■ ФРАГМЕНТ ТЕКСТА:

╭──

Шумиха, поднятая вокруг Кинкеля, не могла не возмущать таких людей, как Маркс и Энгельс. Им были всегда ненавистны подобного рода мещанские сенсации. Уже в своем изображении борьбы за имперскую конституцию Энгельс горько сетовал на то, что столько чрезмерного внимания уделялось исключительно «образованным жертвам» майских восстаний — и никто словом не упоминал о сотнях и тысячах рабочих, которые гибли в боях, гнили в раштатских казематах или бедствовали в изгнании больше, чем все другие эмигранты. Но и помимо этого даже среди «образованных жертв» были многие, испытавшие несравненно больше, чем Кинкель, и несравненно более мужественно переносившие свою участь; но о них никто и словом не заикался. Достаточно вспомнить об Августе Рекеле, по меньшей мере столь же талантливом художнике, как и Кинкель. Его подвергали в вальдгеймской каторжной тюрьме самому жестокому обращению вплоть до телесных наказаний; но и после двенадцати лет невыносимых пыток он не соглашался и бровью повести, чтобы добиться помилования. Отчаявшись сломить его гордость, реакция в конце концов, так сказать, силой вытолкала его из тюрьмы. И Рекель был не один в своем роде. Единственным исключением был скорее Кинкель, который уже после нескольких месяцев сравнительно сносного заключения поведал миру о своем раскаянии и страданиях, напечатав свою раштатскую речь. Суровая критика этой речи Марксом и Энгельсом была вполне уместная, и они с полным правом утверждали, что не ухудшили, а скорее улучшили положение Кинкеля.

Дальнейшее течение дела показало, что они были правы и в других отношениях. Общее увлечение Кинкелем так широко раскрыло кошельки буржуазии, что удалось подкупить одного из служащих при тюрьме в Шпандау, и в ноябре 1850 г. Карл Шурц устроил побег Кинкелю. Вот все, чего добился король своей мстительностью. Если бы он разрешил Кинкелю уехать в Америку под честным словом, что он никогда больше не будет заниматься политикой, то Кинкеля бы скоро забыли: это понимал даже тюремный директор Иезерих. А после своего удачного побега Кинкель сделался трижды прославленным агитатором, и королю же еще пришлось терпеть насмешки.

╰──

■ ФОРМУЛИРОВКА ЗАДАНИЯ:
Продолжите приведённый выше текст о Кинкеле, начиная сразу после его последнего предложения.

■ Записи набора данных:
╭──

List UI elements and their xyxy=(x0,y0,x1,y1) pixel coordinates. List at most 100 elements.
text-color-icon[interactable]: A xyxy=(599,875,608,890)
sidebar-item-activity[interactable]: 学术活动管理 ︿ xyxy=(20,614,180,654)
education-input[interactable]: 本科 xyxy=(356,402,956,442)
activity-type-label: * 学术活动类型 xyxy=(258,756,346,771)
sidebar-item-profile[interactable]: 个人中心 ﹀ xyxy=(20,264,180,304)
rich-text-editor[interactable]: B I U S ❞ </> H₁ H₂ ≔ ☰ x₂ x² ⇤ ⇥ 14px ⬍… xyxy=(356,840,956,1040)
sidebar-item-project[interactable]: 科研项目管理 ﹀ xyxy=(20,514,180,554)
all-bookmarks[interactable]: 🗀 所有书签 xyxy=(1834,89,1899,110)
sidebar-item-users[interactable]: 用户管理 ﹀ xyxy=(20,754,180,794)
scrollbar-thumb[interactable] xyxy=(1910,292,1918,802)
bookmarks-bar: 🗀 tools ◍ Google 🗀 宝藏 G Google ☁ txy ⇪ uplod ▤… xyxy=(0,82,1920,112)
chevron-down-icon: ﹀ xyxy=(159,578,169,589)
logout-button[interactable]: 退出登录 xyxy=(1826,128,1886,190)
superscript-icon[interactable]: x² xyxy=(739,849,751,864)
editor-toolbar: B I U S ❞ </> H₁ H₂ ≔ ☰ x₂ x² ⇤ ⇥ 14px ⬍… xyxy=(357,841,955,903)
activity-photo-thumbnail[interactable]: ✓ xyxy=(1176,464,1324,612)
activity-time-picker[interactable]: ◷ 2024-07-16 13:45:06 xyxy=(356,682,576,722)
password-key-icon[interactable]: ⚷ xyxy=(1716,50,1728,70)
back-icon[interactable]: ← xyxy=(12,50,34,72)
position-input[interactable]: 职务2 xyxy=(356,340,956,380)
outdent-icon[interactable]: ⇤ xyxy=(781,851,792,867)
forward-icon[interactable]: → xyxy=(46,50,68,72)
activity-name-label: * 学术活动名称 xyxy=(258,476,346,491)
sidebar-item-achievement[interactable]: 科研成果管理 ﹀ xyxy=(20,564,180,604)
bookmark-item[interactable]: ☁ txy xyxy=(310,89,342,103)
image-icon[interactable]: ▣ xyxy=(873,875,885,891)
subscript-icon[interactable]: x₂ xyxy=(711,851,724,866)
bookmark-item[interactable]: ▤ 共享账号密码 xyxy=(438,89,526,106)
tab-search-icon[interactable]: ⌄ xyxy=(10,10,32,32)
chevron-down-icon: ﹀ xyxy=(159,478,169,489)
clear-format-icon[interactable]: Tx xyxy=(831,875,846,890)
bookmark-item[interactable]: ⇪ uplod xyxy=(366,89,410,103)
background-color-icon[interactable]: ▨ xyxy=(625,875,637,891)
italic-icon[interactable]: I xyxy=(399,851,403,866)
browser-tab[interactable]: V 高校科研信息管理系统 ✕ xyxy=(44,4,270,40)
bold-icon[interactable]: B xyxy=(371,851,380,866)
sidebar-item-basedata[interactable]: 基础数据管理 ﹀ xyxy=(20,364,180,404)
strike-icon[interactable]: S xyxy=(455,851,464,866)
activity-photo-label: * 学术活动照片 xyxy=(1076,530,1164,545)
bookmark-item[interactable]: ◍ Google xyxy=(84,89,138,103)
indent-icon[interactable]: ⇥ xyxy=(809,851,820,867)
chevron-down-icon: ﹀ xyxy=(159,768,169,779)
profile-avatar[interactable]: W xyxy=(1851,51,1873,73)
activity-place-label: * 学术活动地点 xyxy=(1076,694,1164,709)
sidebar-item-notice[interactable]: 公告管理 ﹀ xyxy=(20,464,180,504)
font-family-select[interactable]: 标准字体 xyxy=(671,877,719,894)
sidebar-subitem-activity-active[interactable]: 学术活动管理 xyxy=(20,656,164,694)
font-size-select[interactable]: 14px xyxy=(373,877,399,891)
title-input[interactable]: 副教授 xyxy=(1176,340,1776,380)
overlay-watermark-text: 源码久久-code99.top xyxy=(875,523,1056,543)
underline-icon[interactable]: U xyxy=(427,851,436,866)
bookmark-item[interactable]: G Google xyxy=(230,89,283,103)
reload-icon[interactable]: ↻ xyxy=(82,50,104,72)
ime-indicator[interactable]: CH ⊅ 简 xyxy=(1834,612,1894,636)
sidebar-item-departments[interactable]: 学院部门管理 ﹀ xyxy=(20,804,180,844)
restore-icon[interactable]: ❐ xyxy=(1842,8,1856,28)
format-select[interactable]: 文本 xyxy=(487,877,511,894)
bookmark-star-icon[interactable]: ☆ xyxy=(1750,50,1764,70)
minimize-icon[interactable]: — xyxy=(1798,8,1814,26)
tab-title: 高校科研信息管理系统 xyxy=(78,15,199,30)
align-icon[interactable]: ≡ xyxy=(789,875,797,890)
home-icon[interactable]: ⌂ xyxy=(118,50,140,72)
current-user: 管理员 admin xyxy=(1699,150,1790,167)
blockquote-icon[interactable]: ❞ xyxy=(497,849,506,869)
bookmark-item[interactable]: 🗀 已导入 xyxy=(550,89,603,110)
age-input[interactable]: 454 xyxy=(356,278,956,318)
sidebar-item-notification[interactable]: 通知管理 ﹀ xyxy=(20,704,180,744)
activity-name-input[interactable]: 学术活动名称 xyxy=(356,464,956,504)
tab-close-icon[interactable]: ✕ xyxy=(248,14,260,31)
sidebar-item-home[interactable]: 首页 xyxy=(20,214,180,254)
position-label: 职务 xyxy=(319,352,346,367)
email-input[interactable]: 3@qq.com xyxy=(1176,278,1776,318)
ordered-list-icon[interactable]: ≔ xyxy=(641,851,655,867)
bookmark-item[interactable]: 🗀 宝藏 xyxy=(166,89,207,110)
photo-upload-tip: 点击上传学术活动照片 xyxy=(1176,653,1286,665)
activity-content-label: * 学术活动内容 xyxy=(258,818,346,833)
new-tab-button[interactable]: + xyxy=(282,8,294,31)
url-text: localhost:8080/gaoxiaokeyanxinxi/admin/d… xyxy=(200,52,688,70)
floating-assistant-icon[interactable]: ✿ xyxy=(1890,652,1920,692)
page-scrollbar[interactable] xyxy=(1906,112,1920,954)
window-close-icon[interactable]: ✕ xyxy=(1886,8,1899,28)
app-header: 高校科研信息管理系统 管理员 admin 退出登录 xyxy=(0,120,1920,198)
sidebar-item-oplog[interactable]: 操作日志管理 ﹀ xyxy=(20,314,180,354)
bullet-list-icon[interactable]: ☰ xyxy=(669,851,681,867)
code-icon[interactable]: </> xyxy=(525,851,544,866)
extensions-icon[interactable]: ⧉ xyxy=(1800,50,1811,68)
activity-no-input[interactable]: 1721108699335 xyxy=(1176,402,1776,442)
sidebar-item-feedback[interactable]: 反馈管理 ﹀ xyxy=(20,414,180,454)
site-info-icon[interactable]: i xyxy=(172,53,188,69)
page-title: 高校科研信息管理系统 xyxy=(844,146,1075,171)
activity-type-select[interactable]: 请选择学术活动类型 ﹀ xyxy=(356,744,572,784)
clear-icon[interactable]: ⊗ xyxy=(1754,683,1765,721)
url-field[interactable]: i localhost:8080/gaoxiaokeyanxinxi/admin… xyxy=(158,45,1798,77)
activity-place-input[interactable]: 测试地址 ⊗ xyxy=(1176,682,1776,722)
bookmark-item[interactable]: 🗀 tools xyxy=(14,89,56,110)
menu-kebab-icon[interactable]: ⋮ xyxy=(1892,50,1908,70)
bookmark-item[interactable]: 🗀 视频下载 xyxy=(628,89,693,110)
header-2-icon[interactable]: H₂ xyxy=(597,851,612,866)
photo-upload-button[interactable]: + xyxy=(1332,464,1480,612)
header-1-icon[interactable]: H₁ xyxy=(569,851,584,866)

╰──

■ ОТВЕТ НА ЗАДАНИЕ:
Но король стерпел это по-королевски. Донесение о побеге Кинкеля навело его на мысль, которую он сам имел честность назвать нечистой. Он приказал своему Мантейфелю раскрыть заговор при содействии «драгоценного» Штибера и наказать виновных. Штибера уже тогда все презирали; даже берлинский начальник полиции Гинкельди, человек весьма покладистой совести, когда дело шло о преследовании политических врагов, резко протестовал против обратного поступления Штибера на полицейскую службу. Никакие протесты, однако, не помогли, и в качестве пробной работы Штибер инсценировал, прибегая к кражам и лжесвидетельствам, кёльнский процесс коммунистов.

По многим низостям кёльнский процесс в десять раз превосходил дело Кинкеля; однако не слыхать было, чтобы хоть один порядочный человек из буржуазии возмутился этим. Быть может, этот почтенный класс хотел доказать, что Маркс и Энгельс с самого начала верно поняли его.